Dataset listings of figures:
_____

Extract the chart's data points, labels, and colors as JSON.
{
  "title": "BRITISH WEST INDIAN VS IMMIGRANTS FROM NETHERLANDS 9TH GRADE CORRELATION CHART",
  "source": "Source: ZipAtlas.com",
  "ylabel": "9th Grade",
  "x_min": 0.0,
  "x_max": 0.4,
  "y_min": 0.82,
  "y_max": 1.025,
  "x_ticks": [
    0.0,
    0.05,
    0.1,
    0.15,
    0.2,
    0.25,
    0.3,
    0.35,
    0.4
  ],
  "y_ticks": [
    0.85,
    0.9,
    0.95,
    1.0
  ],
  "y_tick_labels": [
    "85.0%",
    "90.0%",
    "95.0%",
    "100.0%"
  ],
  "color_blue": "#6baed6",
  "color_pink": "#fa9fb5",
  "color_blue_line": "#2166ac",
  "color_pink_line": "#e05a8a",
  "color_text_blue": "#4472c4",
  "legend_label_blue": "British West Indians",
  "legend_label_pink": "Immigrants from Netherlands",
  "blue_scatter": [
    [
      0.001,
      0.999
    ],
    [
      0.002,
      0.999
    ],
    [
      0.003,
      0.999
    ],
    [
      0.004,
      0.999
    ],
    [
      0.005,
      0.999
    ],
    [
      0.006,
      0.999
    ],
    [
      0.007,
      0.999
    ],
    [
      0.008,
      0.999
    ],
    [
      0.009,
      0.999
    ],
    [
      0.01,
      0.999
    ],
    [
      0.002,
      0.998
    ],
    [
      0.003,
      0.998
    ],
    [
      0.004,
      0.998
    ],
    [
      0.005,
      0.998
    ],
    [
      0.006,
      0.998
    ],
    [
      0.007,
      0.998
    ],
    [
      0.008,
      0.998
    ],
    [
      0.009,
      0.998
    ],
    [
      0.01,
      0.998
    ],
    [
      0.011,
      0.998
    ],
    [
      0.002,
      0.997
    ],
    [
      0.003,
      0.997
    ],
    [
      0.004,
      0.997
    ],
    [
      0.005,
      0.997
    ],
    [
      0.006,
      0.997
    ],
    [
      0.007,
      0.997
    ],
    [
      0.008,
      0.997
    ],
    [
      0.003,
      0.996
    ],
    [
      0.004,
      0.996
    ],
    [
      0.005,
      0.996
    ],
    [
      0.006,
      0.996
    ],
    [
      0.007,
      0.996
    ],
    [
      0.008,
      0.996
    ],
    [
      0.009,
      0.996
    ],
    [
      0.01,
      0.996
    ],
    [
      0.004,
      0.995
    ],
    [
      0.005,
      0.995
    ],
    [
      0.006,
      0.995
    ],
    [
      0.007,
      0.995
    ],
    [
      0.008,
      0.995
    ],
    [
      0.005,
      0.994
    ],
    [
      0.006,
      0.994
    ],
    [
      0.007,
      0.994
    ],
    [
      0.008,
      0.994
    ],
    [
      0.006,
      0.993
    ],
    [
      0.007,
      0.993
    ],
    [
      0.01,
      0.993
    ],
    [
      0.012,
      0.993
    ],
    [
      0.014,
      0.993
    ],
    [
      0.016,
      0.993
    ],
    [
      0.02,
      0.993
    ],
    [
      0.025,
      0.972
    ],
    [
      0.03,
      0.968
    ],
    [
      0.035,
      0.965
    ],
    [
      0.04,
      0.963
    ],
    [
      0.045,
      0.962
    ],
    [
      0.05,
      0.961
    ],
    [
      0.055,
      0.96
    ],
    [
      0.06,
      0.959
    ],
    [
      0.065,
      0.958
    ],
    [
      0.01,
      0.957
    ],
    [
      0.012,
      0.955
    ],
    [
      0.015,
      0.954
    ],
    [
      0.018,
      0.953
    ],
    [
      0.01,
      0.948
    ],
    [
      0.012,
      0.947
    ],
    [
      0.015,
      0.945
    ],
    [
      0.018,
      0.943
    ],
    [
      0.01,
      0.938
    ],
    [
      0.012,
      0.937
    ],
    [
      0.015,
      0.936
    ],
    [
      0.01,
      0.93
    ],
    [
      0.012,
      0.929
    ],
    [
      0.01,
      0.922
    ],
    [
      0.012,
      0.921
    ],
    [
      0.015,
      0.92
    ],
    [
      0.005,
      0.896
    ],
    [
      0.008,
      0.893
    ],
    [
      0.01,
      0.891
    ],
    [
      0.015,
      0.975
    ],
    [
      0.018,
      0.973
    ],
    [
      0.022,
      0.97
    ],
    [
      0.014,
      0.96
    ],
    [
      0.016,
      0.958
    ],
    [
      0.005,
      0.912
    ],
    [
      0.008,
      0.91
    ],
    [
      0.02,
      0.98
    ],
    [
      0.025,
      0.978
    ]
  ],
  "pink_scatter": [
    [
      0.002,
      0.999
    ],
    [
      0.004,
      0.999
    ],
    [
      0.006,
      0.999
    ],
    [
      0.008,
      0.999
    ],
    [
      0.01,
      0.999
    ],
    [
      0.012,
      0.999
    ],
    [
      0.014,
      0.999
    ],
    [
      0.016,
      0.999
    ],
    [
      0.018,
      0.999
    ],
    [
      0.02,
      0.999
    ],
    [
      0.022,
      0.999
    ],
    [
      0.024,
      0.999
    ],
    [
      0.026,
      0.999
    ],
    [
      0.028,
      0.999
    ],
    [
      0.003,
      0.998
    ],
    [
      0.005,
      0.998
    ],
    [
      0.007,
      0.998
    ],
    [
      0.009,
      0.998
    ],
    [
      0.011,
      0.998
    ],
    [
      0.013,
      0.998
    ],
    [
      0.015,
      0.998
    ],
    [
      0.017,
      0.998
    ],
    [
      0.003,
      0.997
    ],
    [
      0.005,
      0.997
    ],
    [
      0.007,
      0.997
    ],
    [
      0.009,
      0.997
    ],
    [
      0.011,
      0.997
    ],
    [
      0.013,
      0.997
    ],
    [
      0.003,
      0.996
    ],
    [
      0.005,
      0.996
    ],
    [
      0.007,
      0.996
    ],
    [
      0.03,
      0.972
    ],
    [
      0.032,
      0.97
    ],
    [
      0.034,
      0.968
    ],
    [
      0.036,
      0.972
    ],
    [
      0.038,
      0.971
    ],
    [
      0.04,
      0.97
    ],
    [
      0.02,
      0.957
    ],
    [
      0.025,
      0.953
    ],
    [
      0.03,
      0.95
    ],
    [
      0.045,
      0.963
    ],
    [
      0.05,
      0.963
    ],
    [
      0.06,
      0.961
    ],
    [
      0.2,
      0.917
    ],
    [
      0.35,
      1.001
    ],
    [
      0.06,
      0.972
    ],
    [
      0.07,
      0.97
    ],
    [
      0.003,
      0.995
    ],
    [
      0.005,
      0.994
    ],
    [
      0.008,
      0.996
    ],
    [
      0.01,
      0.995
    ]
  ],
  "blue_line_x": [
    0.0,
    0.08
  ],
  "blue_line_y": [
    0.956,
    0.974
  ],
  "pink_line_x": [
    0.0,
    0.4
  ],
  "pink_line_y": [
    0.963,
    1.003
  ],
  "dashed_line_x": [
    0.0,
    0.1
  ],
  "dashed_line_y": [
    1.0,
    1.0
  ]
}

_____

PROBLEM DESCRIPTION: Take the material above and return all of it exactly.

TASK OUTPUT:
Extract the chart's data points, labels, and colors as JSON.
{
  "title": "BRITISH WEST INDIAN VS IMMIGRANTS FROM NETHERLANDS 9TH GRADE CORRELATION CHART",
  "source": "Source: ZipAtlas.com",
  "ylabel": "9th Grade",
  "x_min": 0.0,
  "x_max": 0.4,
  "y_min": 0.82,
  "y_max": 1.025,
  "x_ticks": [
    0.0,
    0.05,
    0.1,
    0.15,
    0.2,
    0.25,
    0.3,
    0.35,
    0.4
  ],
  "y_ticks": [
    0.85,
    0.9,
    0.95,
    1.0
  ],
  "y_tick_labels": [
    "85.0%",
    "90.0%",
    "95.0%",
    "100.0%"
  ],
  "color_blue": "#6baed6",
  "color_pink": "#fa9fb5",
  "color_blue_line": "#2166ac",
  "color_pink_line": "#e05a8a",
  "color_text_blue": "#4472c4",
  "legend_label_blue": "British West Indians",
  "legend_label_pink": "Immigrants from Netherlands",
  "blue_scatter": [
    [
      0.001,
      0.999
    ],
    [
      0.002,
      0.999
    ],
    [
      0.003,
      0.999
    ],
    [
      0.004,
      0.999
    ],
    [
      0.005,
      0.999
    ],
    [
      0.006,
      0.999
    ],
    [
      0.007,
      0.999
    ],
    [
      0.008,
      0.999
    ],
    [
      0.009,
      0.999
    ],
    [
      0.01,
      0.999
    ],
    [
      0.002,
      0.998
    ],
    [
      0.003,
      0.998
    ],
    [
      0.004,
      0.998
    ],
    [
      0.005,
      0.998
    ],
    [
      0.006,
      0.998
    ],
    [
      0.007,
      0.998
    ],
    [
      0.008,
      0.998
    ],
    [
      0.009,
      0.998
    ],
    [
      0.01,
      0.998
    ],
    [
      0.011,
      0.998
    ],
    [
      0.002,
      0.997
    ],
    [
      0.003,
      0.997
    ],
    [
      0.004,
      0.997
    ],
    [
      0.005,
      0.997
    ],
    [
      0.006,
      0.997
    ],
    [
      0.007,
      0.997
    ],
    [
      0.008,
      0.997
    ],
    [
      0.003,
      0.996
    ],
    [
      0.004,
      0.996
    ],
    [
      0.005,
      0.996
    ],
    [
      0.006,
      0.996
    ],
    [
      0.007,
      0.996
    ],
    [
      0.008,
      0.996
    ],
    [
      0.009,
      0.996
    ],
    [
      0.01,
      0.996
    ],
    [
      0.004,
      0.995
    ],
    [
      0.005,
      0.995
    ],
    [
      0.006,
      0.995
    ],
    [
      0.007,
      0.995
    ],
    [
      0.008,
      0.995
    ],
    [
      0.005,
      0.994
    ],
    [
      0.006,
      0.994
    ],
    [
      0.007,
      0.994
    ],
    [
      0.008,
      0.994
    ],
    [
      0.006,
      0.993
    ],
    [
      0.007,
      0.993
    ],
    [
      0.01,
      0.993
    ],
    [
      0.012,
      0.993
    ],
    [
      0.014,
      0.993
    ],
    [
      0.016,
      0.993
    ],
    [
      0.02,
      0.993
    ],
    [
      0.025,
      0.972
    ],
    [
      0.03,
      0.968
    ],
    [
      0.035,
      0.965
    ],
    [
      0.04,
      0.963
    ],
    [
      0.045,
      0.962
    ],
    [
      0.05,
      0.961
    ],
    [
      0.055,
      0.96
    ],
    [
      0.06,
      0.959
    ],
    [
      0.065,
      0.958
    ],
    [
      0.01,
      0.957
    ],
    [
      0.012,
      0.955
    ],
    [
      0.015,
      0.954
    ],
    [
      0.018,
      0.953
    ],
    [
      0.01,
      0.948
    ],
    [
      0.012,
      0.947
    ],
    [
      0.015,
      0.945
    ],
    [
      0.018,
      0.943
    ],
    [
      0.01,
      0.938
    ],
    [
      0.012,
      0.937
    ],
    [
      0.015,
      0.936
    ],
    [
      0.01,
      0.93
    ],
    [
      0.012,
      0.929
    ],
    [
      0.01,
      0.922
    ],
    [
      0.012,
      0.921
    ],
    [
      0.015,
      0.92
    ],
    [
      0.005,
      0.896
    ],
    [
      0.008,
      0.893
    ],
    [
      0.01,
      0.891
    ],
    [
      0.015,
      0.975
    ],
    [
      0.018,
      0.973
    ],
    [
      0.022,
      0.97
    ],
    [
      0.014,
      0.96
    ],
    [
      0.016,
      0.958
    ],
    [
      0.005,
      0.912
    ],
    [
      0.008,
      0.91
    ],
    [
      0.02,
      0.98
    ],
    [
      0.025,
      0.978
    ]
  ],
  "pink_scatter": [
    [
      0.002,
      0.999
    ],
    [
      0.004,
      0.999
    ],
    [
      0.006,
      0.999
    ],
    [
      0.008,
      0.999
    ],
    [
      0.01,
      0.999
    ],
    [
      0.012,
      0.999
    ],
    [
      0.014,
      0.999
    ],
    [
      0.016,
      0.999
    ],
    [
      0.018,
      0.999
    ],
    [
      0.02,
      0.999
    ],
    [
      0.022,
      0.999
    ],
    [
      0.024,
      0.999
    ],
    [
      0.026,
      0.999
    ],
    [
      0.028,
      0.999
    ],
    [
      0.003,
      0.998
    ],
    [
      0.005,
      0.998
    ],
    [
      0.007,
      0.998
    ],
    [
      0.009,
      0.998
    ],
    [
      0.011,
      0.998
    ],
    [
      0.013,
      0.998
    ],
    [
      0.015,
      0.998
    ],
    [
      0.017,
      0.998
    ],
    [
      0.003,
      0.997
    ],
    [
      0.005,
      0.997
    ],
    [
      0.007,
      0.997
    ],
    [
      0.009,
      0.997
    ],
    [
      0.011,
      0.997
    ],
    [
      0.013,
      0.997
    ],
    [
      0.003,
      0.996
    ],
    [
      0.005,
      0.996
    ],
    [
      0.007,
      0.996
    ],
    [
      0.03,
      0.972
    ],
    [
      0.032,
      0.97
    ],
    [
      0.034,
      0.968
    ],
    [
      0.036,
      0.972
    ],
    [
      0.038,
      0.971
    ],
    [
      0.04,
      0.97
    ],
    [
      0.02,
      0.957
    ],
    [
      0.025,
      0.953
    ],
    [
      0.03,
      0.95
    ],
    [
      0.045,
      0.963
    ],
    [
      0.05,
      0.963
    ],
    [
      0.06,
      0.961
    ],
    [
      0.2,
      0.917
    ],
    [
      0.35,
      1.001
    ],
    [
      0.06,
      0.972
    ],
    [
      0.07,
      0.97
    ],
    [
      0.003,
      0.995
    ],
    [
      0.005,
      0.994
    ],
    [
      0.008,
      0.996
    ],
    [
      0.01,
      0.995
    ]
  ],
  "blue_line_x": [
    0.0,
    0.08
  ],
  "blue_line_y": [
    0.956,
    0.974
  ],
  "pink_line_x": [
    0.0,
    0.4
  ],
  "pink_line_y": [
    0.963,
    1.003
  ],
  "dashed_line_x": [
    0.0,
    0.1
  ],
  "dashed_line_y": [
    1.0,
    1.0
  ]
}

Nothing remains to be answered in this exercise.